### Selected passage:
No matter how bleak your financial history is, there are always options. A debt consolidation loan for bad credit could be the answer.

We all have needs in life. At some stage, you’ve probably found yourself saying: “I NEED a new car!” or “I NEED a holiday!” or “I NEED that pink Gucci handbag!” This is great and exciting and fun… Until the debts start to mount up. More debt means more repayments and more repayments means less financial control. Soon, the need for a holiday is a distant memory and instead, you’re having to spread yourself thin to afford the weekly groceries. As it gets harder and harder to keep up with payments coming from all over the place at different times, you start to miss payments. Consequently, your credit score will take a hit and you find yourself with a bad credit rating. In this instance, lenders won’t touch you with a barge pole. So, what can you do if you desperately need financial support but you have bad credit?

You have three options with bad credit:

Wait 5 years for negative listings to clear from your credit file. Can you wait that long?

Get your credit repaired professionally. Can’t afford that?

Get bad credit debt consolidation loan today.

### Extracted records:
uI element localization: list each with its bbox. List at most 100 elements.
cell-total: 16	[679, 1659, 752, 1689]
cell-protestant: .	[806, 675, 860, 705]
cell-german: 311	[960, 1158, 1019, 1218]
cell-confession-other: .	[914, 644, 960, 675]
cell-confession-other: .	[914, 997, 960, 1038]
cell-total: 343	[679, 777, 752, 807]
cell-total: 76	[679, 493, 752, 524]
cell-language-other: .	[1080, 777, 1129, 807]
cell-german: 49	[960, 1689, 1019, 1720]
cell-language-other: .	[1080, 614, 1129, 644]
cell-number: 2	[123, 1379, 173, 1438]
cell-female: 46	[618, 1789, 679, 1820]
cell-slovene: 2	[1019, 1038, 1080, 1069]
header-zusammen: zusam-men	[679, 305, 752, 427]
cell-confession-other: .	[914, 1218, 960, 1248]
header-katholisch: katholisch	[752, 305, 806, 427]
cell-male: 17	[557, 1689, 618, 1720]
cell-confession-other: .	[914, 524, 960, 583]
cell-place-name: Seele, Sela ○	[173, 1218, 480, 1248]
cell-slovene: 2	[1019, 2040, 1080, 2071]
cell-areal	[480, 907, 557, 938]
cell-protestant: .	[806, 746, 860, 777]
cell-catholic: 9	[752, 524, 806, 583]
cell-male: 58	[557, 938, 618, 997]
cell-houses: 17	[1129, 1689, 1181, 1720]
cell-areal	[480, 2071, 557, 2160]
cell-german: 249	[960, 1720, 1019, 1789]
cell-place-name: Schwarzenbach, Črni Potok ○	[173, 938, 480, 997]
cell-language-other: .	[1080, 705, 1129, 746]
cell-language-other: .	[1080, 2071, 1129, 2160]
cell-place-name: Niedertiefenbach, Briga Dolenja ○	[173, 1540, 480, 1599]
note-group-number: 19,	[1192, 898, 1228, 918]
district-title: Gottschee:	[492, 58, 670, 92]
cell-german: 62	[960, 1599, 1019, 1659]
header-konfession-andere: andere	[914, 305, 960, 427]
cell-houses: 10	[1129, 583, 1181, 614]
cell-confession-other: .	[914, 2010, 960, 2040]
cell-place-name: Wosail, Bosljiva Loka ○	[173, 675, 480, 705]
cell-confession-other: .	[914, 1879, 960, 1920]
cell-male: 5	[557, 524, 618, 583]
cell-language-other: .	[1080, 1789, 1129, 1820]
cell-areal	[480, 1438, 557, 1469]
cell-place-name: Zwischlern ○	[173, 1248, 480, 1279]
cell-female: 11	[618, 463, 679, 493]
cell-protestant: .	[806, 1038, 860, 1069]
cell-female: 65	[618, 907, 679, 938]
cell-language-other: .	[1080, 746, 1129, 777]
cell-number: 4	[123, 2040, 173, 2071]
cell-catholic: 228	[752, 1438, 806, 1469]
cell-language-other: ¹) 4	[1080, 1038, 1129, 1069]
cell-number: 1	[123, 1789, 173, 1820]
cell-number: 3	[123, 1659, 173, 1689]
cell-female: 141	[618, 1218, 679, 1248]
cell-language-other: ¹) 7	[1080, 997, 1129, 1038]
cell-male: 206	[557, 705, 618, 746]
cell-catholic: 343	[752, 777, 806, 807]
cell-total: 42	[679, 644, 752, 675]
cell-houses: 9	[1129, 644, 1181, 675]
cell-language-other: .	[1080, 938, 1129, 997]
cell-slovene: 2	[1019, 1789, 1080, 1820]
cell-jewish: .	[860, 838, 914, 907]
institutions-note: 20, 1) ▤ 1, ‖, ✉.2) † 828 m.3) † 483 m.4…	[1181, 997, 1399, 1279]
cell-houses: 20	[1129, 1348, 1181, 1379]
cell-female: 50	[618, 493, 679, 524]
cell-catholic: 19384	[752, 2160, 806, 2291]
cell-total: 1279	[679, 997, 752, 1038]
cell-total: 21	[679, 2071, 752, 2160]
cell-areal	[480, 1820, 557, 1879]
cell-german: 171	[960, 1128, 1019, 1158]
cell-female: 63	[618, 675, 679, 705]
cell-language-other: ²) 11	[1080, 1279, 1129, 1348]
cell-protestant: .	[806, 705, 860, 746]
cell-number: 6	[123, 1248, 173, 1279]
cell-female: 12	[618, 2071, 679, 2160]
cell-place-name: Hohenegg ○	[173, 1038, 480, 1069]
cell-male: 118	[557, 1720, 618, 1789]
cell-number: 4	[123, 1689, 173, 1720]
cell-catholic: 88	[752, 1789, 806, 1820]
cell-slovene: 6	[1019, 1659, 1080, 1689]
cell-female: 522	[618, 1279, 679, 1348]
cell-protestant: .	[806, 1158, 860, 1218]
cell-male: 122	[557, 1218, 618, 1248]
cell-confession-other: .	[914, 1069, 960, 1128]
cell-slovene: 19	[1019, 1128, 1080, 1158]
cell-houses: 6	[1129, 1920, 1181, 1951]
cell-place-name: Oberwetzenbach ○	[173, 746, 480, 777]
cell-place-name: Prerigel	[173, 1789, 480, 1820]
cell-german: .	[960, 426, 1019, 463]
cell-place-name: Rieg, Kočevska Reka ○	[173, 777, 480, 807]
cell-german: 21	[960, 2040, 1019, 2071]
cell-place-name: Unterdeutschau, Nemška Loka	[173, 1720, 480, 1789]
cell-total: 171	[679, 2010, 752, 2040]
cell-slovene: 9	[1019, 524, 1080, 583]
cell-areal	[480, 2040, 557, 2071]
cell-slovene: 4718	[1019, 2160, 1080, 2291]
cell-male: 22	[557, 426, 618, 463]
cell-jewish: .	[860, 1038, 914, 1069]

### List of tasks:
- A) List the three options for people with bad credit that the debt consolidation passage gives.
- B) According to the debt consolidation passage, how long does it take for negative listings to clear from a credit file?
- C) Reproduce the debt consolidation passage from "We all have" to "have bad credit?".

### Task responses:
- A)
Wait 5 years for negative listings to clear from your credit file
Get your credit repaired professionally
Get bad credit debt consolidation loan today

- B) 5 years.

- C)
We all have needs in life. At some stage, you’ve probably found yourself saying: “I NEED a new car!” or “I NEED a holiday!” or “I NEED that pink Gucci handbag!” This is great and exciting and fun… Until the debts start to mount up. More debt means more repayments and more repayments means less financial control. Soon, the need for a holiday is a distant memory and instead, you’re having to spread yourself thin to afford the weekly groceries. As it gets harder and harder to keep up with payments coming from all over the place at different times, you start to miss payments. Consequently, your credit score will take a hit and you find yourself with a bad credit rating. In this instance, lenders won’t touch you with a barge pole. So, what can you do if you desperately need financial support but you have bad credit?